## YOUR TASK
The answer is one number: how many lines in the data below hold "have".

— Start of INFORMATION GIVEN —

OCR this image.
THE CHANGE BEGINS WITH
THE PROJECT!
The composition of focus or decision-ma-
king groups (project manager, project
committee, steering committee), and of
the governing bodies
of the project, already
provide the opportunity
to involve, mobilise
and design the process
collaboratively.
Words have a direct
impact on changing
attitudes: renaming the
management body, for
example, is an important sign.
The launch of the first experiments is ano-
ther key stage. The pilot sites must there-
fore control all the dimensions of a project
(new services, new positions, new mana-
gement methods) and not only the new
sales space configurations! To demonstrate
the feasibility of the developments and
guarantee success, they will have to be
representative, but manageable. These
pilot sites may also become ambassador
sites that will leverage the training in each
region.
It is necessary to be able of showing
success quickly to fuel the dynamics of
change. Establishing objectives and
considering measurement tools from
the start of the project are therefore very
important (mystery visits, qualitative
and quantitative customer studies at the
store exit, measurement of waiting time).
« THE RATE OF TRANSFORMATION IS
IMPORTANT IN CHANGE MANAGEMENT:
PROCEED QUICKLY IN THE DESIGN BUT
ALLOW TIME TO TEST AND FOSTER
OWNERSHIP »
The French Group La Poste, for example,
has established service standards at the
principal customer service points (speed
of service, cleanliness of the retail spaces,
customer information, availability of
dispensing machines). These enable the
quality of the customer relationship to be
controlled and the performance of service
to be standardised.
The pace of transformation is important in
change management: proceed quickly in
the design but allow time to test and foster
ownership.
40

— End of INFORMATION GIVEN —

## THE COMPLETED TASK
2